_PROMPT:_
Look through the data below. Show each line where the string "required" occurs.

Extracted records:
··········

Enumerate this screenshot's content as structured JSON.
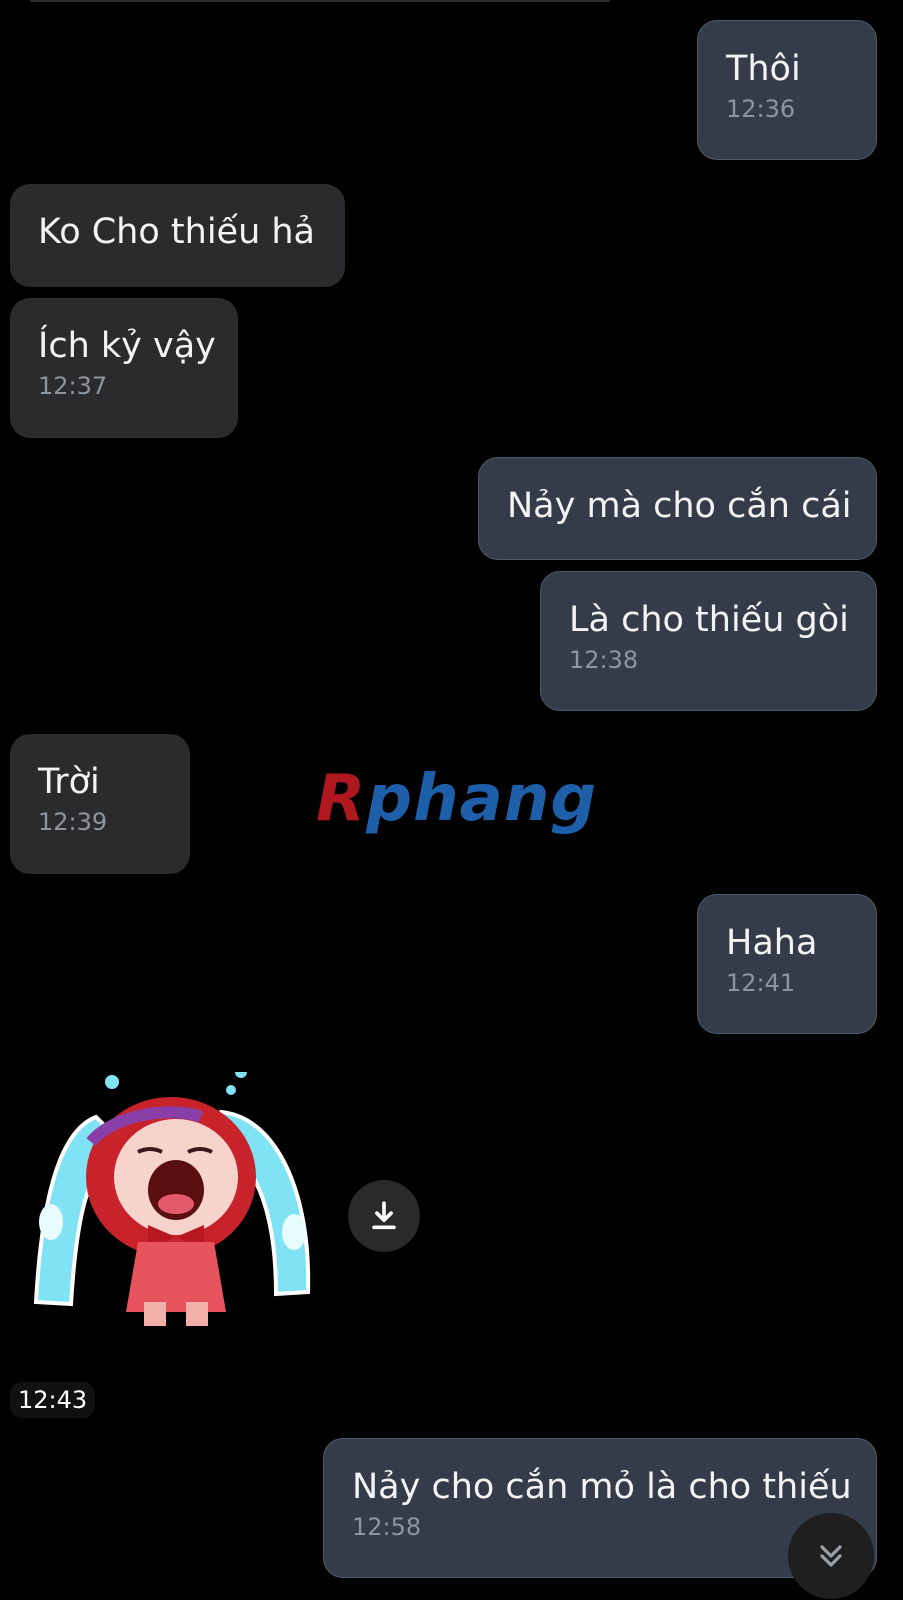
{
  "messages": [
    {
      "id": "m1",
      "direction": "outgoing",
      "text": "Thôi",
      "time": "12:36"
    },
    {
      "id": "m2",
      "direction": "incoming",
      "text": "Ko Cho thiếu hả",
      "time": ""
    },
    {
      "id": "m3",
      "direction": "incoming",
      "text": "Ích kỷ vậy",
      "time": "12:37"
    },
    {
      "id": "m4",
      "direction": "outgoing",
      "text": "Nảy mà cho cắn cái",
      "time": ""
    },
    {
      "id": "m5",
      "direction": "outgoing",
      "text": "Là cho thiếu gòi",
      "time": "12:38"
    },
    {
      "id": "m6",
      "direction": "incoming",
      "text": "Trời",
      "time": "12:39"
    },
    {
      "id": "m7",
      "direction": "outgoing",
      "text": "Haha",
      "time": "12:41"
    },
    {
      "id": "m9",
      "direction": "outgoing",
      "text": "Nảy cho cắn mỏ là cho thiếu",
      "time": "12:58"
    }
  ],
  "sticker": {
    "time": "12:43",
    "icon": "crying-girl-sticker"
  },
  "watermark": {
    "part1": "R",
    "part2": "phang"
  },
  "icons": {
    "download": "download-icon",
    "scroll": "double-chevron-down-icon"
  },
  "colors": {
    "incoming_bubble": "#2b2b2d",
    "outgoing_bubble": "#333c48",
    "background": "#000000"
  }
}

··········

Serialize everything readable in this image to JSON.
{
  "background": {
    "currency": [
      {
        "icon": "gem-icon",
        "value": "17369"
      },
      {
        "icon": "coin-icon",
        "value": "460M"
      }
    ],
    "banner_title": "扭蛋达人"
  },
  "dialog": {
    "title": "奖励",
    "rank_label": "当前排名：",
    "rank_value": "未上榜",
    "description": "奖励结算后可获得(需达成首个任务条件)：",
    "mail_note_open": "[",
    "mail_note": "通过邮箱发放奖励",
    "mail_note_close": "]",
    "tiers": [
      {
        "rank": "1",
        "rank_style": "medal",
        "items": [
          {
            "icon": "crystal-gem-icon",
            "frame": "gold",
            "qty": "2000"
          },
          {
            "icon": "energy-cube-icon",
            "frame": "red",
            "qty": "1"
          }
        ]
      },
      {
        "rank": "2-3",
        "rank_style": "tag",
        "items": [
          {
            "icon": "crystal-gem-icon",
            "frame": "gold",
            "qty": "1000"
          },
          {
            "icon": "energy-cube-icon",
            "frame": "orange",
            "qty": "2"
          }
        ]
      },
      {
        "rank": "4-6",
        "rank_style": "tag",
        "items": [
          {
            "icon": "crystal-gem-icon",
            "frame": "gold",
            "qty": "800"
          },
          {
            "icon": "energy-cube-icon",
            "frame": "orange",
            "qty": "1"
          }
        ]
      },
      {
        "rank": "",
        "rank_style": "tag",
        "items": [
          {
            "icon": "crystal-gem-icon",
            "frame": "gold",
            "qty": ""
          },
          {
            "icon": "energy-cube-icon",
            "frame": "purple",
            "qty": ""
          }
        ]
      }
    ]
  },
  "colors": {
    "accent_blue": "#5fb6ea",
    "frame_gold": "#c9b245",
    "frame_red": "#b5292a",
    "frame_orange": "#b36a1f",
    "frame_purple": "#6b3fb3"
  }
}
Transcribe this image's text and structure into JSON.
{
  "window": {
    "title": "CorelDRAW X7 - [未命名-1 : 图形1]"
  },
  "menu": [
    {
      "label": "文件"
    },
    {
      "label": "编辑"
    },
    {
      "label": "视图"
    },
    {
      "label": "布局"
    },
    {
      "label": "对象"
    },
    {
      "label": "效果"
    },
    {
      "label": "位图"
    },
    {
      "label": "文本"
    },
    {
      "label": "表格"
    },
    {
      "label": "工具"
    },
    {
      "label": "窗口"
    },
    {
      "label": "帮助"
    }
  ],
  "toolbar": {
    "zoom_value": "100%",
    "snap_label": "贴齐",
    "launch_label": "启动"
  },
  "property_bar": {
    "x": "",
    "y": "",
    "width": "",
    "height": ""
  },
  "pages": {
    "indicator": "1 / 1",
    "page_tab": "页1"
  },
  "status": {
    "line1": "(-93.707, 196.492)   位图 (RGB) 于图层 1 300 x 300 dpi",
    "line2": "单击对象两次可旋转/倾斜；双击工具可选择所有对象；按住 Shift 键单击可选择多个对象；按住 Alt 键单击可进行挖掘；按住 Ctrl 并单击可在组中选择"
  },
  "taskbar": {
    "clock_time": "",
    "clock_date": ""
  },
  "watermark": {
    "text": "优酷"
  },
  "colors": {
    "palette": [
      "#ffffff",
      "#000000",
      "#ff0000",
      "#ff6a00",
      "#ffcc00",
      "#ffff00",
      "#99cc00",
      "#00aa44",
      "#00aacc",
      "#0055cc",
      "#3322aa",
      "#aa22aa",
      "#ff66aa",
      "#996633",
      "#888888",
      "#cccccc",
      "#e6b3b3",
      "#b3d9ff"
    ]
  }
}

··········

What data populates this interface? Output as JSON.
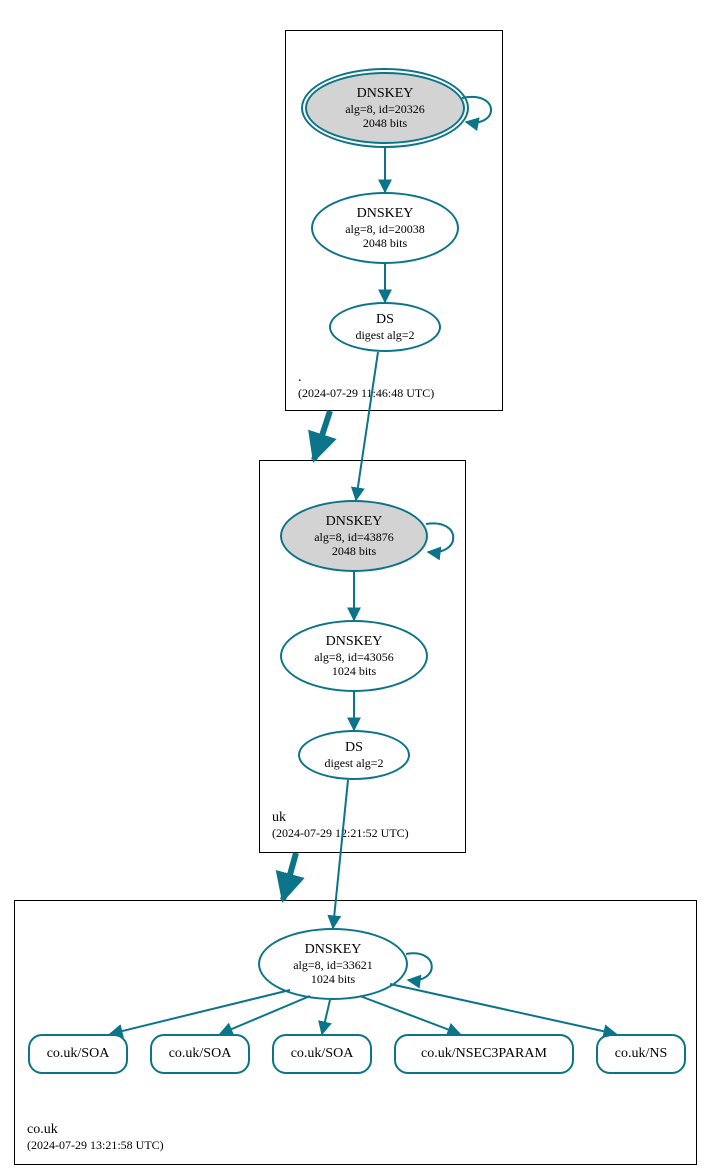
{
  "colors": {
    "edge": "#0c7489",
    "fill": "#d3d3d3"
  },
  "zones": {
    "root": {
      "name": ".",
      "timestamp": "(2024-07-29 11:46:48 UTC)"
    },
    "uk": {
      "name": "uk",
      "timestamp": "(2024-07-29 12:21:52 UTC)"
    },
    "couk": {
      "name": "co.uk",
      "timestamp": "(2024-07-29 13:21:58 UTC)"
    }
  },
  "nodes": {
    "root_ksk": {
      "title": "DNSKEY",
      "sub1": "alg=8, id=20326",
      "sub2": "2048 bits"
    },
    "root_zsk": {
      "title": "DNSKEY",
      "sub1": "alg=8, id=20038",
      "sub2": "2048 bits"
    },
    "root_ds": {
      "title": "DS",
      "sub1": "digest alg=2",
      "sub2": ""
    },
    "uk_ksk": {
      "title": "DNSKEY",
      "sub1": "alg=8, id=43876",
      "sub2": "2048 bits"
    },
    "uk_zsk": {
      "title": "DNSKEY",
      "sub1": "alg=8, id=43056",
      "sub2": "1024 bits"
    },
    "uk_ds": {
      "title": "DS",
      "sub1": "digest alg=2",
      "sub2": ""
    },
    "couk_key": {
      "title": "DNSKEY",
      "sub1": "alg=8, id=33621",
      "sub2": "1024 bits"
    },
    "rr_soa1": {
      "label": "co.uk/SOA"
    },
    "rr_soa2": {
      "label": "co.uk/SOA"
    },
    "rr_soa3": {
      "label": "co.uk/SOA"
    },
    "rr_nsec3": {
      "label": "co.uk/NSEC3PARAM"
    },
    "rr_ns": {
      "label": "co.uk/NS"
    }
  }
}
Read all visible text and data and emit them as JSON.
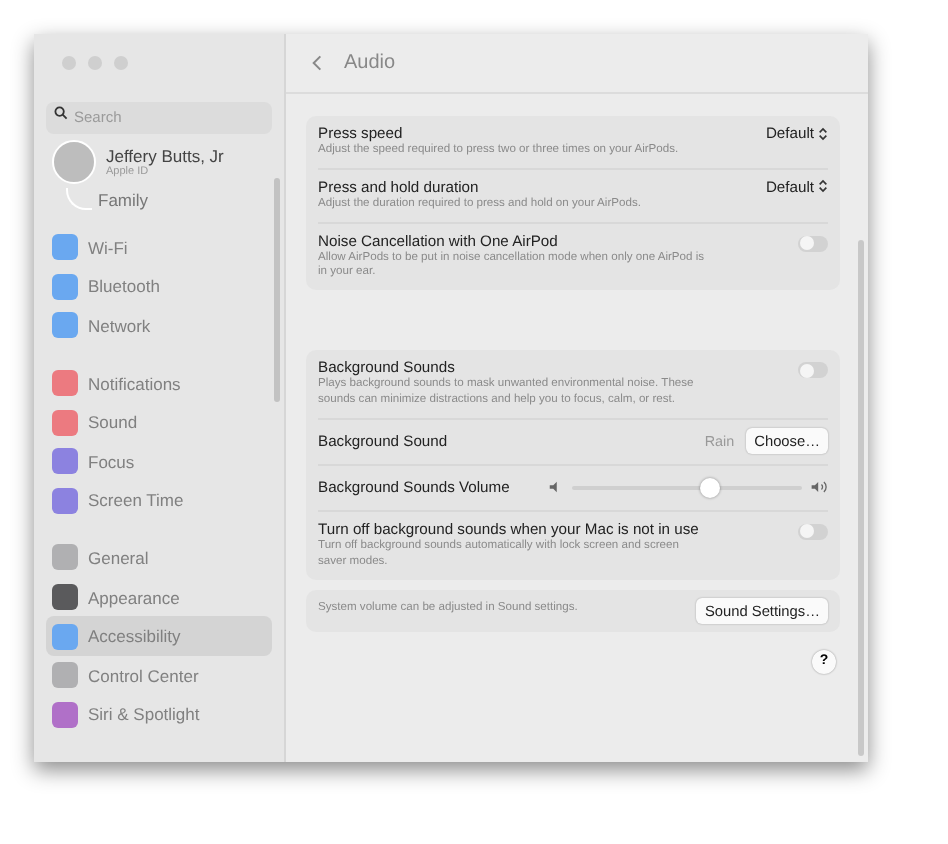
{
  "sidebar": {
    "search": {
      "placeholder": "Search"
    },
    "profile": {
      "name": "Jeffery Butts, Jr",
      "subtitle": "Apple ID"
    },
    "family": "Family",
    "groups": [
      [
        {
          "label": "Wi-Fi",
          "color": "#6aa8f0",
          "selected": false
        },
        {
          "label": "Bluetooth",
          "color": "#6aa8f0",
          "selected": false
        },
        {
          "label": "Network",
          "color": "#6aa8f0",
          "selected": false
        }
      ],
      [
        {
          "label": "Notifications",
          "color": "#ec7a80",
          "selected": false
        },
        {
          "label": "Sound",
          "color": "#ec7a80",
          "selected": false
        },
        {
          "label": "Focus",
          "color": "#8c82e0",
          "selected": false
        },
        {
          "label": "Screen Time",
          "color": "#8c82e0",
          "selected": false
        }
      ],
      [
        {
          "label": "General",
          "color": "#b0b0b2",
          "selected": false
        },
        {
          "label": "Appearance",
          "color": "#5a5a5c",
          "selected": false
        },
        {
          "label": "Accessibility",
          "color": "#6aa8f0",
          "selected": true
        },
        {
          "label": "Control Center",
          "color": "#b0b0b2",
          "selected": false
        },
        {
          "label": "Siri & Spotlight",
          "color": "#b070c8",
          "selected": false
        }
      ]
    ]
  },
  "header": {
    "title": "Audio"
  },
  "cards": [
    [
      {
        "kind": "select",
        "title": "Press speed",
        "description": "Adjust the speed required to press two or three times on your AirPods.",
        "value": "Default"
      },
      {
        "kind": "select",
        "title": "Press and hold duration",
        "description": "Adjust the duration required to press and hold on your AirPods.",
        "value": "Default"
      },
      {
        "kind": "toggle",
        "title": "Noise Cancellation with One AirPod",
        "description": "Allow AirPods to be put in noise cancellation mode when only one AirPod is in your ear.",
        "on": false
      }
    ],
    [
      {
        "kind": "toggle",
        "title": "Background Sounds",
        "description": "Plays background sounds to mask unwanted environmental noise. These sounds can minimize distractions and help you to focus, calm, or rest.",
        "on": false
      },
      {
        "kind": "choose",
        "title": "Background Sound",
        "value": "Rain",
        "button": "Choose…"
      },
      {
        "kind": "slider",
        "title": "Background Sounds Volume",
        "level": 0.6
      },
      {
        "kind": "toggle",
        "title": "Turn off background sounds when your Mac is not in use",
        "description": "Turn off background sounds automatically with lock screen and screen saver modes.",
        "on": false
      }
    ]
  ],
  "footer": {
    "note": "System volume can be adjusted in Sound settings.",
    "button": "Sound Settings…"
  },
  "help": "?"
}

··········

_TASK RESULT:_
        "description": "Adjust the speed required to press two or three times on your AirPods.",
        "description": "Adjust the duration required to press and hold on your AirPods.",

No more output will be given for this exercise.